### TASK OBJECTIVE
Count how many lines include "niedopałek" and answer with that number only.
====== DATA FOR THE TASK
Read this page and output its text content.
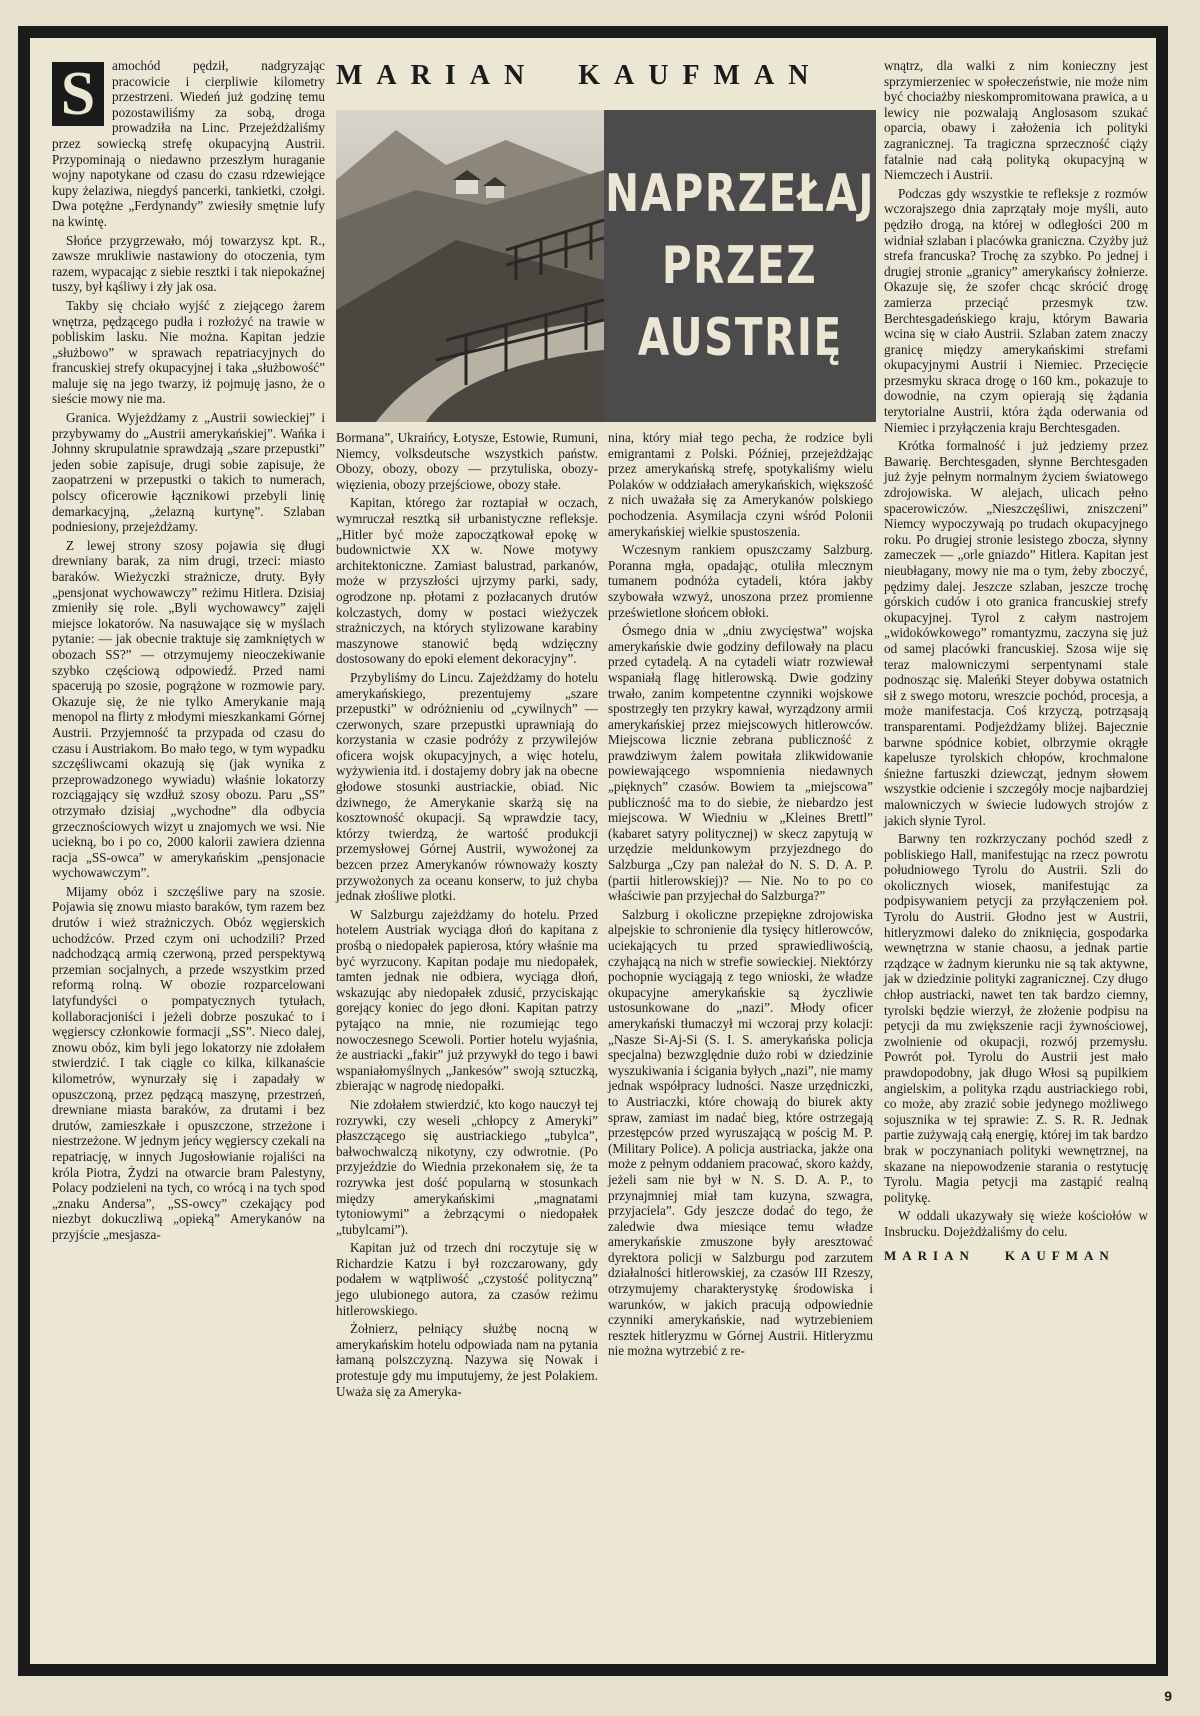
S	amochód pędził, nadgryzając pracowicie i cierpliwie kilometry przestrzeni. Wiedeń już godzinę temu pozostawiliśmy za sobą, droga prowadziła na Linc. Przejeżdżaliśmy przez sowiecką strefę okupacyjną Austrii. Przypominają o niedawno przeszłym huraganie wojny napotykane od czasu do czasu rdzewiejące kupy żelaziwa, niegdyś pancerki, tankietki, czołgi. Dwa potężne „Ferdynandy” zwiesiły smętnie lufy na kwintę.

Słońce przygrzewało, mój towarzysz kpt. R., zawsze mrukliwie nastawiony do otoczenia, tym razem, wypacając z siebie resztki i tak niepokaźnej tuszy, był kąśliwy i zły jak osa.

Takby się chciało wyjść z ziejącego żarem wnętrza, pędzącego pudła i rozłożyć na trawie w pobliskim lasku. Nie można. Kapitan jedzie „służbowo” w sprawach repatriacyjnych do francuskiej strefy okupacyjnej i taka „służbowość” maluje się na jego twarzy, iż pojmuję jasno, że o sieście mowy nie ma.

Granica. Wyjeżdżamy z „Austrii sowieckiej” i przybywamy do „Austrii amerykańskiej”. Wańka i Johnny skrupulatnie sprawdzają „szare przepustki” jeden sobie zapisuje, drugi sobie zapisuje, że zaopatrzeni w przepustki o takich to numerach, polscy oficerowie łącznikowi przebyli linię demarkacyjną, „żelazną kurtynę”. Szlaban podniesiony, przejeżdżamy.

Z lewej strony szosy pojawia się długi drewniany barak, za nim drugi, trzeci: miasto baraków. Wieżyczki strażnicze, druty. Były „pensjonat wychowawczy” reżimu Hitlera. Dzisiaj zmieniły się role. „Byli wychowawcy” zajęli miejsce lokatorów. Na nasuwające się w myślach pytanie: — jak obecnie traktuje się zamkniętych w obozach SS?” — otrzymujemy nieoczekiwanie szybko częściową odpowiedź. Przed nami spacerują po szosie, pogrążone w rozmowie pary. Okazuje się, że nie tylko Amerykanie mają menopol na flirty z młodymi mieszkankami Górnej Austrii. Przyjemność ta przypada od czasu do czasu i Austriakom. Bo mało tego, w tym wypadku szczęśliwcami okazują się (jak wynika z przeprowadzonego wywiadu) właśnie lokatorzy rozciągający się wzdłuż szosy obozu. Paru „SS” otrzymało dzisiaj „wychodne” dla odbycia grzecznościowych wizyt u znajomych we wsi. Nie uciekną, bo i po co, 2000 kalorii zawiera dzienna racja „SS-owca” w amerykańskim „pensjonacie wychowawczym”.

Mijamy obóz i szczęśliwe pary na szosie. Pojawia się znowu miasto baraków, tym razem bez drutów i wież strażniczych. Obóz węgierskich uchodźców. Przed czym oni uchodzili? Przed nadchodzącą armią czerwoną, przed perspektywą przemian socjalnych, a przede wszystkim przed reformą rolną. W obozie rozparcelowani latyfundyści o pompatycznych tytułach, kollaboracjoniści i jeżeli dobrze poszukać to i węgierscy członkowie formacji „SS”. Nieco dalej, znowu obóz, kim byli jego lokatorzy nie zdołałem stwierdzić. I tak ciągle co kilka, kilkanaście kilometrów, wynurzały się i zapadały w opuszczoną, przez pędzącą maszynę, przestrzeń, drewniane miasta baraków, za drutami i bez drutów, zamieszkałe i opuszczone, strzeżone i niestrzeżone. W jednym jeńcy węgierscy czekali na repatriację, w innych Jugosłowianie rojaliści na króla Piotra, Żydzi na otwarcie bram Palestyny, Polacy podzieleni na tych, co wrócą i na tych spod „znaku Andersa”, „SS-owcy” czekający pod niezbyt dokuczliwą „opieką” Amerykanów na przyjście „mesjasza-

MARIAN KAUFMAN
NAPRZEŁAJ
PRZEZ
AUSTRIĘ

Bormana”, Ukraińcy, Łotysze, Estowie, Rumuni, Niemcy, volksdeutsche wszystkich państw. Obozy, obozy, obozy — przytuliska, obozy-więzienia, obozy przejściowe, obozy stałe.

Kapitan, którego żar roztapiał w oczach, wymruczał resztką sił urbanistyczne refleksje. „Hitler być może zapoczątkował epokę w budownictwie XX w. Nowe motywy architektoniczne. Zamiast balustrad, parkanów, może w przyszłości ujrzymy parki, sady, ogrodzone np. płotami z pozłacanych drutów kolczastych, domy w postaci wieżyczek strażniczych, na których stylizowane karabiny maszynowe stanowić będą wdzięczny dostosowany do epoki element dekoracyjny”.

Przybyliśmy do Lincu. Zajeżdżamy do hotelu amerykańskiego, prezentujemy „szare przepustki” w odróżnieniu od „cywilnych” — czerwonych, szare przepustki uprawniają do korzystania w czasie podróży z przywilejów oficera wojsk okupacyjnych, a więc hotelu, wyżywienia itd. i dostajemy dobry jak na obecne głodowe stosunki austriackie, obiad. Nic dziwnego, że Amerykanie skarżą się na kosztowność okupacji. Są wprawdzie tacy, którzy twierdzą, że wartość produkcji przemysłowej Górnej Austrii, wywożonej za bezcen przez Amerykanów równoważy koszty przywożonych za oceanu konserw, to już chyba jednak złośliwe plotki.

W Salzburgu zajeżdżamy do hotelu. Przed hotelem Austriak wyciąga dłoń do kapitana z prośbą o niedopałek papierosa, który właśnie ma być wyrzucony. Kapitan podaje mu niedopałek, tamten jednak nie odbiera, wyciąga dłoń, wskazując aby niedopałek zdusić, przyciskając gorejący koniec do jego dłoni. Kapitan patrzy pytająco na mnie, nie rozumiejąc tego nowoczesnego Scewoli. Portier hotelu wyjaśnia, że austriacki „fakir” już przywykł do tego i bawi wspaniałomyślnych „Jankesów” swoją sztuczką, zbierając w nagrodę niedopałki.

Nie zdołałem stwierdzić, kto kogo nauczył tej rozrywki, czy weseli „chłopcy z Ameryki” płaszczącego się austriackiego „tubylca”, bałwochwalczą nikotyny, czy odwrotnie. (Po przyjeździe do Wiednia przekonałem się, że ta rozrywka jest dość popularną w stosunkach między amerykańskimi „magnatami tytoniowymi” a żebrzącymi o niedopałek „tubylcami”).

Kapitan już od trzech dni roczytuje się w Richardzie Katzu i był rozczarowany, gdy podałem w wątpliwość „czystość polityczną” jego ulubionego autora, za czasów reżimu hitlerowskiego.

Żołnierz, pełniący służbę nocną w amerykańskim hotelu odpowiada nam na pytania łamaną polszczyzną. Nazywa się Nowak i protestuje gdy mu imputujemy, że jest Polakiem. Uważa się za Ameryka-

nina, który miał tego pecha, że rodzice byli emigrantami z Polski. Później, przejeżdżając przez amerykańską strefę, spotykaliśmy wielu Polaków w oddziałach amerykańskich, większość z nich uważała się za Amerykanów polskiego pochodzenia. Asymilacja czyni wśród Polonii amerykańskiej wielkie spustoszenia.

Wczesnym rankiem opuszczamy Salzburg. Poranna mgła, opadając, otuliła mlecznym tumanem podnóża cytadeli, która jakby szybowała wzwyż, unoszona przez promienne prześwietlone słońcem obłoki.

Ósmego dnia w „dniu zwycięstwa” wojska amerykańskie dwie godziny defilowały na placu przed cytadelą. A na cytadeli wiatr rozwiewał wspaniałą flagę hitlerowską. Dwie godziny trwało, zanim kompetentne czynniki wojskowe spostrzegły ten przykry kawał, wyrządzony armii amerykańskiej przez miejscowych hitlerowców. Miejscowa licznie zebrana publiczność z prawdziwym żalem powitała zlikwidowanie powiewającego wspomnienia niedawnych „pięknych” czasów. Bowiem ta „miejscowa” publiczność ma to do siebie, że niebardzo jest miejscowa. W Wiedniu w „Kleines Brettl” (kabaret satyry politycznej) w skecz zapytują w urzędzie meldunkowym przyjezdnego do Salzburga „Czy pan należał do N. S. D. A. P. (partii hitlerowskiej)? — Nie. No to po co właściwie pan przyjechał do Salzburga?”

Salzburg i okoliczne przepiękne zdrojowiska alpejskie to schronienie dla tysięcy hitlerowców, uciekających tu przed sprawiedliwością, czyhającą na nich w strefie sowieckiej. Niektórzy pochopnie wyciągają z tego wnioski, że władze okupacyjne amerykańskie są życzliwie ustosunkowane do „nazi”. Młody oficer amerykański tłumaczył mi wczoraj przy kolacji: „Nasze Si-Aj-Si (S. I. S. amerykańska policja specjalna) bezwzględnie dużo robi w dziedzinie wyszukiwania i ścigania byłych „nazi”, nie mamy jednak współpracy ludności. Nasze urzędniczki, to Austriaczki, które chowają do biurek akty spraw, zamiast im nadać bieg, które ostrzegają przestępców przed wyruszającą w pościg M. P. (Military Police). A policja austriacka, jakże ona może z pełnym oddaniem pracować, skoro każdy, jeżeli sam nie był w N. S. D. A. P., to przynajmniej miał tam kuzyna, szwagra, przyjaciela”. Gdy jeszcze dodać do tego, że zaledwie dwa miesiące temu władze amerykańskie zmuszone były aresztować dyrektora policji w Salzburgu pod zarzutem działalności hitlerowskiej, za czasów III Rzeszy, otrzymujemy charakterystykę środowiska i warunków, w jakich pracują odpowiednie czynniki amerykańskie, nad wytrzebieniem resztek hitleryzmu w Górnej Austrii. Hitleryzmu nie można wytrzebić z re-

wnątrz, dla walki z nim konieczny jest sprzymierzeniec w społeczeństwie, nie może nim być chociażby nieskompromitowana prawica, a u lewicy nie pozwalają Anglosasom szukać oparcia, obawy i założenia ich polityki zagranicznej. Ta tragiczna sprzeczność ciąży fatalnie nad całą polityką okupacyjną w Niemczech i Austrii.

Podczas gdy wszystkie te refleksje z rozmów wczorajszego dnia zaprzątały moje myśli, auto pędziło drogą, na której w odległości 200 m widniał szlaban i placówka graniczna. Czyżby już strefa francuska? Trochę za szybko. Po jednej i drugiej stronie „granicy” amerykańscy żołnierze. Okazuje się, że szofer chcąc skrócić drogę zamierza przeciąć przesmyk tzw. Berchtesgadeńskiego kraju, którym Bawaria wcina się w ciało Austrii. Szlaban zatem znaczy granicę między amerykańskimi strefami okupacyjnymi Austrii i Niemiec. Przecięcie przesmyku skraca drogę o 160 km., pokazuje to dowodnie, na czym opierają się żądania terytorialne Austrii, która żąda oderwania od Niemiec i przyłączenia kraju Berchtesgaden.

Krótka formalność i już jedziemy przez Bawarię. Berchtesgaden, słynne Berchtesgaden już żyje pełnym normalnym życiem światowego zdrojowiska. W alejach, ulicach pełno spacerowiczów. „Nieszczęśliwi, zniszczeni” Niemcy wypoczywają po trudach okupacyjnego roku. Po drugiej stronie lesistego zbocza, słynny zameczek — „orle gniazdo” Hitlera. Kapitan jest nieubłagany, mowy nie ma o tym, żeby zboczyć, pędzimy dalej. Jeszcze szlaban, jeszcze trochę górskich cudów i oto granica francuskiej strefy okupacyjnej. Tyrol z całym nastrojem „widokówkowego” romantyzmu, zaczyna się już od samej placówki francuskiej. Szosa wije się teraz malowniczymi serpentynami stale podnosząc się. Maleńki Steyer dobywa ostatnich sił z swego motoru, wreszcie pochód, procesja, a może manifestacja. Coś krzyczą, potrząsają transparentami. Podjeżdżamy bliżej. Bajecznie barwne spódnice kobiet, olbrzymie okrągłe kapelusze tyrolskich chłopów, krochmalone śnieżne fartuszki dziewcząt, jednym słowem wszystkie odcienie i szczegóły mocje najbardziej malowniczych w świecie ludowych strojów z jakich słynie Tyrol.

Barwny ten rozkrzyczany pochód szedł z pobliskiego Hall, manifestując na rzecz powrotu południowego Tyrolu do Austrii. Szli do okolicznych wiosek, manifestując za podpisywaniem petycji za przyłączeniem poł. Tyrolu do Austrii. Głodno jest w Austrii, hitleryzmowi daleko do zniknięcia, gospodarka wewnętrzna w stanie chaosu, a jednak partie rządzące w żadnym kierunku nie są tak aktywne, jak w dziedzinie polityki zagranicznej. Czy długo chłop austriacki, nawet ten tak bardzo ciemny, tyrolski będzie wierzył, że złożenie podpisu na petycji da mu zwiększenie racji żywnościowej, zwolnienie od okupacji, rozwój przemysłu. Powrót poł. Tyrolu do Austrii jest mało prawdopodobny, jak długo Włosi są pupilkiem angielskim, a polityka rządu austriackiego robi, co może, aby zrazić sobie jedynego możliwego sojusznika w tej sprawie: Z. S. R. R. Jednak partie zużywają całą energię, której im tak bardzo brak w poczynaniach polityki wewnętrznej, na skazane na niepowodzenie starania o restytucję Tyrolu. Magia petycji ma zastąpić realną politykę.

W oddali ukazywały się wieże kościołów w Insbrucku. Dojeżdżaliśmy do celu.

MARIAN KAUFMAN
9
============
### ANSWER TO THIS PROBLEM
2